RANGE ESTIMATION FOR VEHICLE WITH TRAILER

Abstract

In at least some implementations, a method for determining range for a vehicle connected to a trailer includes determining connection of a trailer to the vehicle, determining at least one trailer parameter relating to a size, shape or a weight of the trailer, and determining a reduction in vehicle range as a function of the at least one trailer parameter.

Claims

1. A method for determining range for a vehicle connected to a trailer, comprising: determining connection of a trailer to the vehicle; determining at least one trailer parameter relating to a size, shape or a weight of the trailer; and determining a reduction in vehicle range as a function of the at least one trailer parameter.

2. The method of claim 1 wherein the at least one trailer parameter includes an estimated weight of the trailer, and the estimated weight of the trailer is determined by a load sensor of the vehicle.

3. The method of claim 2 wherein the load sensor is a ride height sensor of a vehicle suspension system.

4. The method of claim 1 wherein the at least one trailer parameter includes the size of the front end of the trailer.

5. The method of claim 4 wherein the size of the front end of the trailer is determined by interpretation of data from a camera or a reflective sensor.

6. The method of claim 4 wherein the size of the front end of the trailer includes a height and a width of the front end of the trailer.

7. The method of claim 1 wherein the at least one trailer parameter includes a length between a front end and a rear end of the trailer.

8. The method of claim 7 wherein the vehicle includes a trailer reverse steering control system that controls at least part of a vehicle steering assembly when the vehicle is operated in reverse, and wherein the length is determined by the trailer reverse steering assist system.

9. The method of claim 8 wherein the trailer reverse steering assist system includes one or more cameras or one or more reflective sensors that are used to detect the presence of the trailer and the length of the trailer.

EXERCISE AIM >> Could you transcribe the trailer range patent text in full, word for word? The lines that come next have no connection to the trailer range patent text.

MATERIAL SHOWN >>

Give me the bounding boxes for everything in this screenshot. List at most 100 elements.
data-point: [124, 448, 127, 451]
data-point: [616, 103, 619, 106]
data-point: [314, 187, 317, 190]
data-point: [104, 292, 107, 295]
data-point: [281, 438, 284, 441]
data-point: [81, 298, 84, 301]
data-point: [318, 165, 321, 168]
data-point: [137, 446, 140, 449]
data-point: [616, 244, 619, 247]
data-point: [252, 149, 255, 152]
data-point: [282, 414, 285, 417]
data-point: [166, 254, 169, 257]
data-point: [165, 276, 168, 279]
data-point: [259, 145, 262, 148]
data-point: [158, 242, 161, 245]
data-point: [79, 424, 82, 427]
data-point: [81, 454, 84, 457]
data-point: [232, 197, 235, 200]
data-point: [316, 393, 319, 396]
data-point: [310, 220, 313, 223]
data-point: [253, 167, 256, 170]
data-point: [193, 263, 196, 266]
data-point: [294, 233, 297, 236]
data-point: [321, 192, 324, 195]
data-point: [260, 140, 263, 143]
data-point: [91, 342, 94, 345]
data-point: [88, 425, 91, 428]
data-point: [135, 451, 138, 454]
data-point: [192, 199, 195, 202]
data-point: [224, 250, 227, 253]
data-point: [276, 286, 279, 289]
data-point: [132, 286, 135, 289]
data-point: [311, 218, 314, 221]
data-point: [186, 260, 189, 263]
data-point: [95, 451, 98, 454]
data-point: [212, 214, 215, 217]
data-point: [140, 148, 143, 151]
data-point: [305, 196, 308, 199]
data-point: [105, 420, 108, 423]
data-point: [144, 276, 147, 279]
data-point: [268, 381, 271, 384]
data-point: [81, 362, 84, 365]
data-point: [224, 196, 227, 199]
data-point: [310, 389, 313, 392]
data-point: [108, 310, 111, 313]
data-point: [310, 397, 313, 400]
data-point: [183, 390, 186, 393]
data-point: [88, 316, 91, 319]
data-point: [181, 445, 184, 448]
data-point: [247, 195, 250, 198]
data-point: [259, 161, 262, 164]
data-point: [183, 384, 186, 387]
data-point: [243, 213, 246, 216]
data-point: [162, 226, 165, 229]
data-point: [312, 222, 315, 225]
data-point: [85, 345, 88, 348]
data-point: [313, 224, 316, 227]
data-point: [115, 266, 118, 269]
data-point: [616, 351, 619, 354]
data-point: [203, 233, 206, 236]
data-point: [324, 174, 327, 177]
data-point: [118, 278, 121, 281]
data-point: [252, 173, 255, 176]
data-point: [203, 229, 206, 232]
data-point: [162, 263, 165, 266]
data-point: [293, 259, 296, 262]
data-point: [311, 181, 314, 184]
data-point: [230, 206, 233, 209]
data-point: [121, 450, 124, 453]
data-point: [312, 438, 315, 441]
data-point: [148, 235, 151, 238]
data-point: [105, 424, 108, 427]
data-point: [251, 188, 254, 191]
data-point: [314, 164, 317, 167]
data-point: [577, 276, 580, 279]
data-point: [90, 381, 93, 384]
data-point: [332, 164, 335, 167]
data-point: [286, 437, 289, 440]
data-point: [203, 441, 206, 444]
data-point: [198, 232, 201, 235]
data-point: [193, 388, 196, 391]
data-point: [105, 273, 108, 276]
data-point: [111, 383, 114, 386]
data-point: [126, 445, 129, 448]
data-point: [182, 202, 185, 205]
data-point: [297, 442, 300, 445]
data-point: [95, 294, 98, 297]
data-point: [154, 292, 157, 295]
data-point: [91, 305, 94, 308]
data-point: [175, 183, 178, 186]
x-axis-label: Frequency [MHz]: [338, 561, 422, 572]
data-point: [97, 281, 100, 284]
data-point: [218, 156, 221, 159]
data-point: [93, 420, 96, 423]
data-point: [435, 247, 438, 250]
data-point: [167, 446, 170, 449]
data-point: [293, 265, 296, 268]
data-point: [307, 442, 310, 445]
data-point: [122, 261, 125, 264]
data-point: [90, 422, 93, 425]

EXERCISE RESULT >>
RANGE ESTIMATION FOR VEHICLE WITH TRAILER

Abstract

In at least some implementations, a method for determining range for a vehicle connected to a trailer includes determining connection of a trailer to the vehicle, determining at least one trailer parameter relating to a size, shape or a weight of the trailer, and determining a reduction in vehicle range as a function of the at least one trailer parameter.

Claims

1. A method for determining range for a vehicle connected to a trailer, comprising: determining connection of a trailer to the vehicle; determining at least one trailer parameter relating to a size, shape or a weight of the trailer; and determining a reduction in vehicle range as a function of the at least one trailer parameter.

2. The method of claim 1 wherein the at least one trailer parameter includes an estimated weight of the trailer, and the estimated weight of the trailer is determined by a load sensor of the vehicle.

3. The method of claim 2 wherein the load sensor is a ride height sensor of a vehicle suspension system.

4. The method of claim 1 wherein the at least one trailer parameter includes the size of the front end of the trailer.

5. The method of claim 4 wherein the size of the front end of the trailer is determined by interpretation of data from a camera or a reflective sensor.

6. The method of claim 4 wherein the size of the front end of the trailer includes a height and a width of the front end of the trailer.

7. The method of claim 1 wherein the at least one trailer parameter includes a length between a front end and a rear end of the trailer.

8. The method of claim 7 wherein the vehicle includes a trailer reverse steering control system that controls at least part of a vehicle steering assembly when the vehicle is operated in reverse, and wherein the length is determined by the trailer reverse steering assist system.

9. The method of claim 8 wherein the trailer reverse steering assist system includes one or more cameras or one or more reflective sensors that are used to detect the presence of the trailer and the length of the trailer.